## To do
Retype the records below line for line, changing nothing.

## Stored records
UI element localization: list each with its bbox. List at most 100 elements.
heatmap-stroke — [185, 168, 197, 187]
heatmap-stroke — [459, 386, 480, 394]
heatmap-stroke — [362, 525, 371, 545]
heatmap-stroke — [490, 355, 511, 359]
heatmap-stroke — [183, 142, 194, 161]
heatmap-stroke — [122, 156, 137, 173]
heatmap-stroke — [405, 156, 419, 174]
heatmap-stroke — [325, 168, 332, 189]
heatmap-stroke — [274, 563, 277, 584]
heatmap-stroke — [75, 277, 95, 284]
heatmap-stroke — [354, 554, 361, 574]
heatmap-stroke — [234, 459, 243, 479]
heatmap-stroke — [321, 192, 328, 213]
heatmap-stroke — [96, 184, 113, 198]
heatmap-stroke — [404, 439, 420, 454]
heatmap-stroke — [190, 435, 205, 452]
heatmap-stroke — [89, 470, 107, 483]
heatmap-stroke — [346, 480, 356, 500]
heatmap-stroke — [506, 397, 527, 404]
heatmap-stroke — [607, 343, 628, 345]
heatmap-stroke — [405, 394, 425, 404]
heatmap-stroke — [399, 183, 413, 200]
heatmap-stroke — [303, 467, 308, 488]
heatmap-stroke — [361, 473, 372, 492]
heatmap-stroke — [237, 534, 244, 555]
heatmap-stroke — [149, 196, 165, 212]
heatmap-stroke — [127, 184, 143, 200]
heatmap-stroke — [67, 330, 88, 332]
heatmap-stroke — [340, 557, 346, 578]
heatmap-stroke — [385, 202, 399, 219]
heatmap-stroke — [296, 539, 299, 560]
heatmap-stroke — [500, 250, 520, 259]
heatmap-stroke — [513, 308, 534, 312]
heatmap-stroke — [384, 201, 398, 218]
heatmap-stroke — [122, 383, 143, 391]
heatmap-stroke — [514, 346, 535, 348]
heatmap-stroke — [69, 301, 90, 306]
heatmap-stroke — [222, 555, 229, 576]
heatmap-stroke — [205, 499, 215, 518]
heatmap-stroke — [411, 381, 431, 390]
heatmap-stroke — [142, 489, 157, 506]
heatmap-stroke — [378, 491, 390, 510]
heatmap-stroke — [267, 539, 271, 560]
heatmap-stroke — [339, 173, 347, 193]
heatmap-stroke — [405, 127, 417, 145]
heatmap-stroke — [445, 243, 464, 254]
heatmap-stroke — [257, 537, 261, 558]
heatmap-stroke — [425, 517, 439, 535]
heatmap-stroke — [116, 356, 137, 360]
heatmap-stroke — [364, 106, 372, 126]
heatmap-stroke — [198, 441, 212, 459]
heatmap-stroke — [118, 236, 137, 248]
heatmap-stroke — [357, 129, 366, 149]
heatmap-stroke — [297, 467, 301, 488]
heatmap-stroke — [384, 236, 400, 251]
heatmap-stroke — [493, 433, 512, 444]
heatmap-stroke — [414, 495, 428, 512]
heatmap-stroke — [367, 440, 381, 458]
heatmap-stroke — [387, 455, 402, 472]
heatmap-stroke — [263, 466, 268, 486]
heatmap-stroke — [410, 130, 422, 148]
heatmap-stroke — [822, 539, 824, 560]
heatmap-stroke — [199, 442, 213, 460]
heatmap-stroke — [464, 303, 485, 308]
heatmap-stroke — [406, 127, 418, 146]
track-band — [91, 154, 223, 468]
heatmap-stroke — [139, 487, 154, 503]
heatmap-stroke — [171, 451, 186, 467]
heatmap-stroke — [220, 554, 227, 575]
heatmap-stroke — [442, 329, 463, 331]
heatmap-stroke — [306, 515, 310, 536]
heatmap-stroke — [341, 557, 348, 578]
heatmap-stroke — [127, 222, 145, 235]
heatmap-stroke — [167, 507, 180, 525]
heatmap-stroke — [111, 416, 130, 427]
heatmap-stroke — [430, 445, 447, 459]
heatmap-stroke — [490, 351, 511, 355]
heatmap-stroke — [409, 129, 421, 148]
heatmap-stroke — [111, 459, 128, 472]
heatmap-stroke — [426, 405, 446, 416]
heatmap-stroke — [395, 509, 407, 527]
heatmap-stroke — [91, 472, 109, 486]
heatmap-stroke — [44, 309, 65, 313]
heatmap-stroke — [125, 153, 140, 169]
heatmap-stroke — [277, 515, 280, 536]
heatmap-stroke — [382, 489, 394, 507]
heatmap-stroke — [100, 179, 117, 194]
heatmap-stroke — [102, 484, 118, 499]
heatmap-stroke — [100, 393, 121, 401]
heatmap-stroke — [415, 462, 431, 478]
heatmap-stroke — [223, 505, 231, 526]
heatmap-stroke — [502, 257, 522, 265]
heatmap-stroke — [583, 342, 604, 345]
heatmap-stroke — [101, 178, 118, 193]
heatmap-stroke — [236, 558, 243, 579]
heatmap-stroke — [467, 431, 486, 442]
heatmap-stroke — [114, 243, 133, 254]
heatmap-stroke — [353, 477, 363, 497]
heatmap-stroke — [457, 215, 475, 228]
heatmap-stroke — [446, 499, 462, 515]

## Finished task
UI element localization: list each with its bbox. List at most 100 elements.
heatmap-stroke — [185, 168, 197, 187]
heatmap-stroke — [459, 386, 480, 394]
heatmap-stroke — [362, 525, 371, 545]
heatmap-stroke — [490, 355, 511, 359]
heatmap-stroke — [183, 142, 194, 161]
heatmap-stroke — [122, 156, 137, 173]
heatmap-stroke — [405, 156, 419, 174]
heatmap-stroke — [325, 168, 332, 189]
heatmap-stroke — [274, 563, 277, 584]
heatmap-stroke — [75, 277, 95, 284]
heatmap-stroke — [354, 554, 361, 574]
heatmap-stroke — [234, 459, 243, 479]
heatmap-stroke — [321, 192, 328, 213]
heatmap-stroke — [96, 184, 113, 198]
heatmap-stroke — [404, 439, 420, 454]
heatmap-stroke — [190, 435, 205, 452]
heatmap-stroke — [89, 470, 107, 483]
heatmap-stroke — [346, 480, 356, 500]
heatmap-stroke — [506, 397, 527, 404]
heatmap-stroke — [607, 343, 628, 345]
heatmap-stroke — [405, 394, 425, 404]
heatmap-stroke — [399, 183, 413, 200]
heatmap-stroke — [303, 467, 308, 488]
heatmap-stroke — [361, 473, 372, 492]
heatmap-stroke — [237, 534, 244, 555]
heatmap-stroke — [149, 196, 165, 212]
heatmap-stroke — [127, 184, 143, 200]
heatmap-stroke — [67, 330, 88, 332]
heatmap-stroke — [340, 557, 346, 578]
heatmap-stroke — [385, 202, 399, 219]
heatmap-stroke — [296, 539, 299, 560]
heatmap-stroke — [500, 250, 520, 259]
heatmap-stroke — [513, 308, 534, 312]
heatmap-stroke — [384, 201, 398, 218]
heatmap-stroke — [122, 383, 143, 391]
heatmap-stroke — [514, 346, 535, 348]
heatmap-stroke — [69, 301, 90, 306]
heatmap-stroke — [222, 555, 229, 576]
heatmap-stroke — [205, 499, 215, 518]
heatmap-stroke — [411, 381, 431, 390]
heatmap-stroke — [142, 489, 157, 506]
heatmap-stroke — [378, 491, 390, 510]
heatmap-stroke — [267, 539, 271, 560]
heatmap-stroke — [339, 173, 347, 193]
heatmap-stroke — [405, 127, 417, 145]
heatmap-stroke — [445, 243, 464, 254]
heatmap-stroke — [257, 537, 261, 558]
heatmap-stroke — [425, 517, 439, 535]
heatmap-stroke — [116, 356, 137, 360]
heatmap-stroke — [364, 106, 372, 126]
heatmap-stroke — [198, 441, 212, 459]
heatmap-stroke — [118, 236, 137, 248]
heatmap-stroke — [357, 129, 366, 149]
heatmap-stroke — [297, 467, 301, 488]
heatmap-stroke — [384, 236, 400, 251]
heatmap-stroke — [493, 433, 512, 444]
heatmap-stroke — [414, 495, 428, 512]
heatmap-stroke — [367, 440, 381, 458]
heatmap-stroke — [387, 455, 402, 472]
heatmap-stroke — [263, 466, 268, 486]
heatmap-stroke — [410, 130, 422, 148]
heatmap-stroke — [822, 539, 824, 560]
heatmap-stroke — [199, 442, 213, 460]
heatmap-stroke — [464, 303, 485, 308]
heatmap-stroke — [406, 127, 418, 146]
track-band — [91, 154, 223, 468]
heatmap-stroke — [139, 487, 154, 503]
heatmap-stroke — [171, 451, 186, 467]
heatmap-stroke — [220, 554, 227, 575]
heatmap-stroke — [442, 329, 463, 331]
heatmap-stroke — [306, 515, 310, 536]
heatmap-stroke — [341, 557, 348, 578]
heatmap-stroke — [127, 222, 145, 235]
heatmap-stroke — [167, 507, 180, 525]
heatmap-stroke — [111, 416, 130, 427]
heatmap-stroke — [430, 445, 447, 459]
heatmap-stroke — [490, 351, 511, 355]
heatmap-stroke — [409, 129, 421, 148]
heatmap-stroke — [111, 459, 128, 472]
heatmap-stroke — [426, 405, 446, 416]
heatmap-stroke — [395, 509, 407, 527]
heatmap-stroke — [91, 472, 109, 486]
heatmap-stroke — [44, 309, 65, 313]
heatmap-stroke — [125, 153, 140, 169]
heatmap-stroke — [277, 515, 280, 536]
heatmap-stroke — [382, 489, 394, 507]
heatmap-stroke — [100, 179, 117, 194]
heatmap-stroke — [102, 484, 118, 499]
heatmap-stroke — [100, 393, 121, 401]
heatmap-stroke — [415, 462, 431, 478]
heatmap-stroke — [223, 505, 231, 526]
heatmap-stroke — [502, 257, 522, 265]
heatmap-stroke — [583, 342, 604, 345]
heatmap-stroke — [101, 178, 118, 193]
heatmap-stroke — [236, 558, 243, 579]
heatmap-stroke — [467, 431, 486, 442]
heatmap-stroke — [114, 243, 133, 254]
heatmap-stroke — [353, 477, 363, 497]
heatmap-stroke — [457, 215, 475, 228]
heatmap-stroke — [446, 499, 462, 515]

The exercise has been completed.